:: SET PROBLEM ::
Check each line of the listing for the string "Linea", then state how many lines have it. Only the number is wanted.
— start of DATA SUPPLIED —
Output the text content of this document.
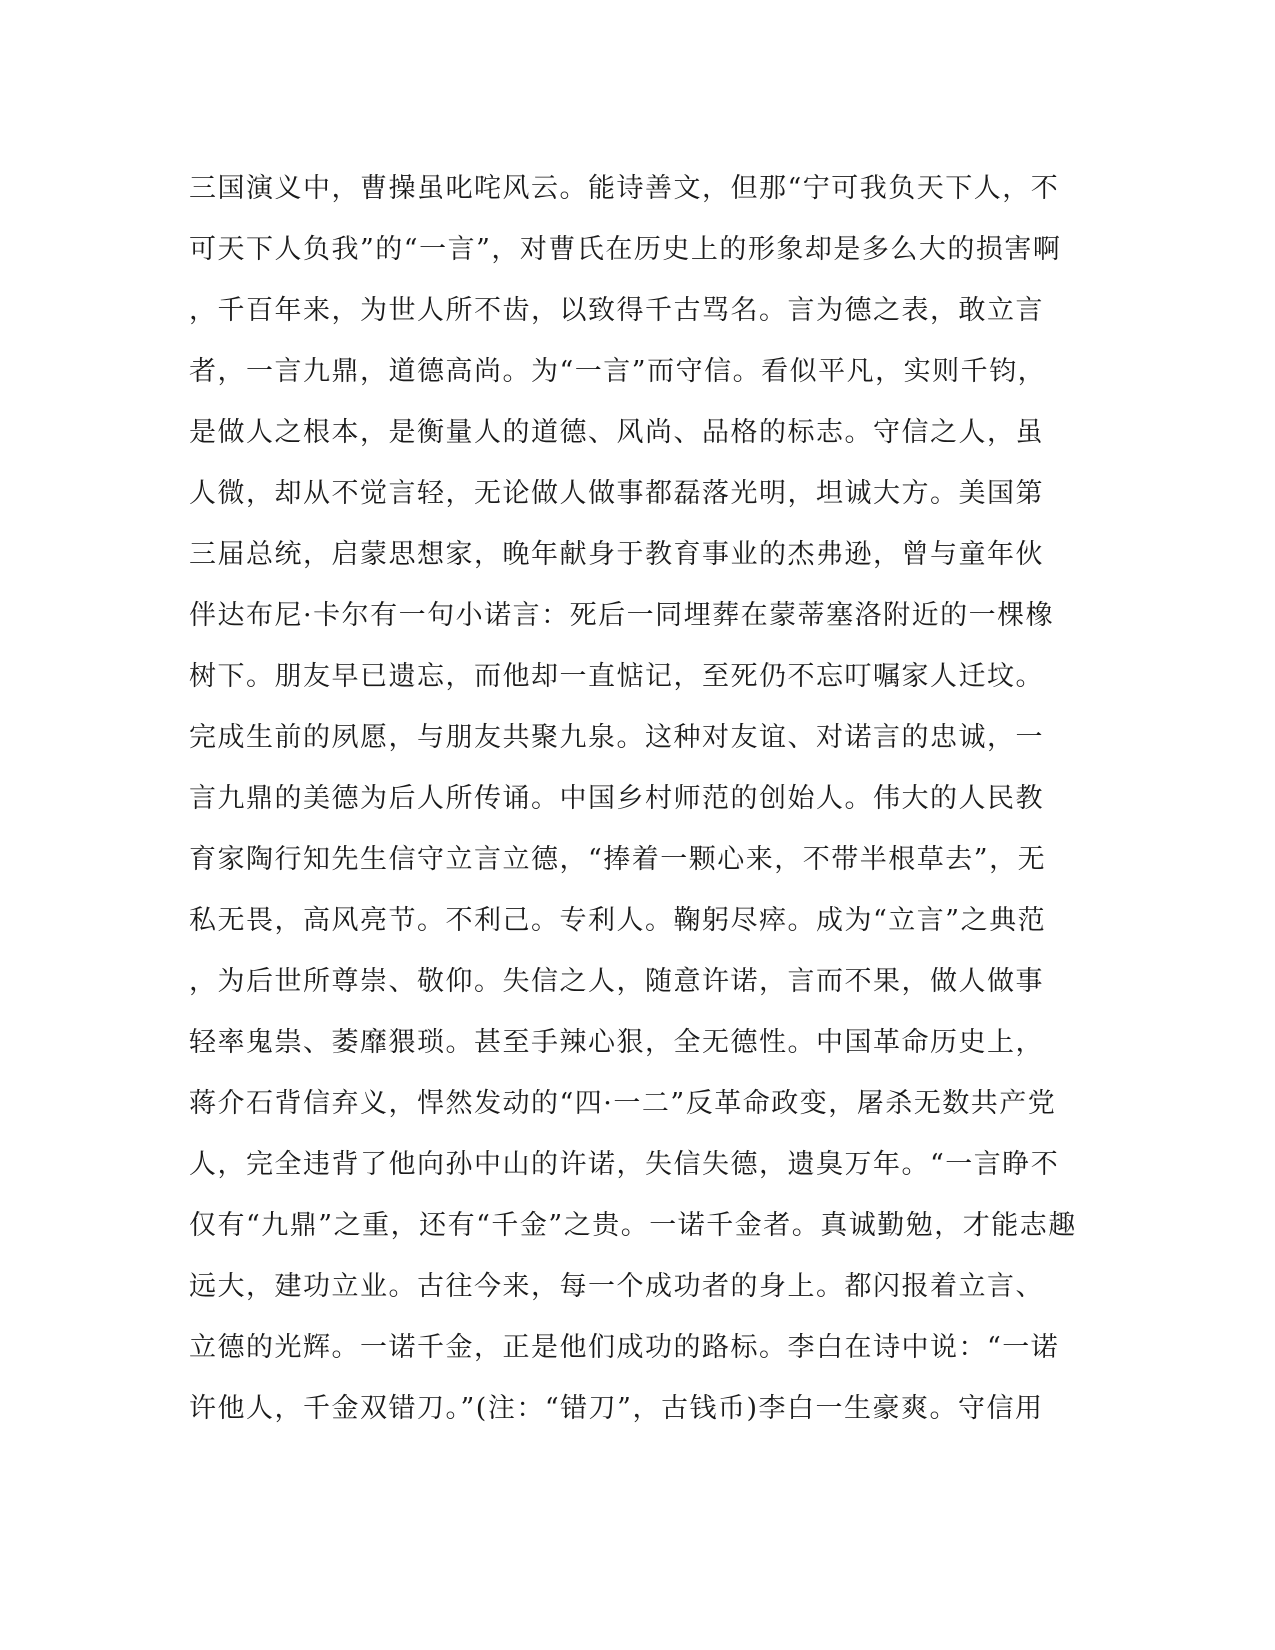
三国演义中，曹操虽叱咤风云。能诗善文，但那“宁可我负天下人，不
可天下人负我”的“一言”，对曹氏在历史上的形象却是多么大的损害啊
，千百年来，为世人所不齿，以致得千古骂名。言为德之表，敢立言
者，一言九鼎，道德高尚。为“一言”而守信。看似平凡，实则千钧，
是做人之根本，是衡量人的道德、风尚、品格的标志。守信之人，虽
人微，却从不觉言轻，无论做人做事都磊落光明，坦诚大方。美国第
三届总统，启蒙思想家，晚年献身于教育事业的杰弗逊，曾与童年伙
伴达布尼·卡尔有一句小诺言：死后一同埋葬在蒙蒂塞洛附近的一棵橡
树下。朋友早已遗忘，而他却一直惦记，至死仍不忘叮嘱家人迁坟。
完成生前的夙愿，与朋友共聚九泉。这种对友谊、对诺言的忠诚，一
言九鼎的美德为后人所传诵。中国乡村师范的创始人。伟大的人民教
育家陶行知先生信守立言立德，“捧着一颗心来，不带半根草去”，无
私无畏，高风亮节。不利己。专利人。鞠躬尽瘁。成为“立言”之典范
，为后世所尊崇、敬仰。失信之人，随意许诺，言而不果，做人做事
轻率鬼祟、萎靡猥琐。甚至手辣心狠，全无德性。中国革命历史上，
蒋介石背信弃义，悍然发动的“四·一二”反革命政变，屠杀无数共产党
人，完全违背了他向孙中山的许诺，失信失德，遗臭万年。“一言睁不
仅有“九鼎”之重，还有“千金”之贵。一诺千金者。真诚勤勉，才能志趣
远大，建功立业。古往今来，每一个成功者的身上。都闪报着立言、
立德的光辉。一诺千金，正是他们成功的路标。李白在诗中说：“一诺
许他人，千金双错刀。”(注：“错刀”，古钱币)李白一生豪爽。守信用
— end of DATA SUPPLIED —
— start of DATA SUPPLIED —
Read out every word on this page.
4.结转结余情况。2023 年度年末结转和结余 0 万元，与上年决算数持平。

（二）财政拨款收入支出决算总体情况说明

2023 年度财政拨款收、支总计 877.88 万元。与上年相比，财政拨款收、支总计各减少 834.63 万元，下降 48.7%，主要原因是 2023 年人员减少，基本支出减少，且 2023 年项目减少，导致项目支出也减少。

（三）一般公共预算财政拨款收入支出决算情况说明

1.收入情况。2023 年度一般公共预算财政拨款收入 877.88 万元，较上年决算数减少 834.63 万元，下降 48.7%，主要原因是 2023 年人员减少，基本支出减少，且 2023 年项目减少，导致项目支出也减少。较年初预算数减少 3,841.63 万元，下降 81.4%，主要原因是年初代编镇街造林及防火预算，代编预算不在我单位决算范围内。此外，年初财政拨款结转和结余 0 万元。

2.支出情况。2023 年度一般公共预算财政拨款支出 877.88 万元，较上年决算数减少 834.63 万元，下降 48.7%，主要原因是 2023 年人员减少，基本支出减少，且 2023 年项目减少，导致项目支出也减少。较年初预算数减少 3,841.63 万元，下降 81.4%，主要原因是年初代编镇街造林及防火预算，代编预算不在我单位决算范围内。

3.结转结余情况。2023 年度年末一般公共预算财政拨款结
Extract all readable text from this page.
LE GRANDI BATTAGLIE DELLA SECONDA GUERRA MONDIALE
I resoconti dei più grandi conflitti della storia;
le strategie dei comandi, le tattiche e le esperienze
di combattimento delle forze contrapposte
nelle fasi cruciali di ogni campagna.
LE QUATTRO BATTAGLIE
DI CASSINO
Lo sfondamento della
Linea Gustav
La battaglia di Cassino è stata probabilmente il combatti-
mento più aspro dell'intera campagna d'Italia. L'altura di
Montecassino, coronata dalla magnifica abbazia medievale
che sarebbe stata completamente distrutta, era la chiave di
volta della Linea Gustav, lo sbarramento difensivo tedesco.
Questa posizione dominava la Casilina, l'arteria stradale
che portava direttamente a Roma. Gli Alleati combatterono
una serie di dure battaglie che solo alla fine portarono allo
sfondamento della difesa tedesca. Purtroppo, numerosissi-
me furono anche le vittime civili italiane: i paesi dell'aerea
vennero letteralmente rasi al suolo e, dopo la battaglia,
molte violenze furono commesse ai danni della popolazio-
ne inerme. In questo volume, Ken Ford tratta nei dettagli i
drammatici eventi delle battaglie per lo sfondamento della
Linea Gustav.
— end of DATA SUPPLIED —
:: OUTPUT BELOW ::
3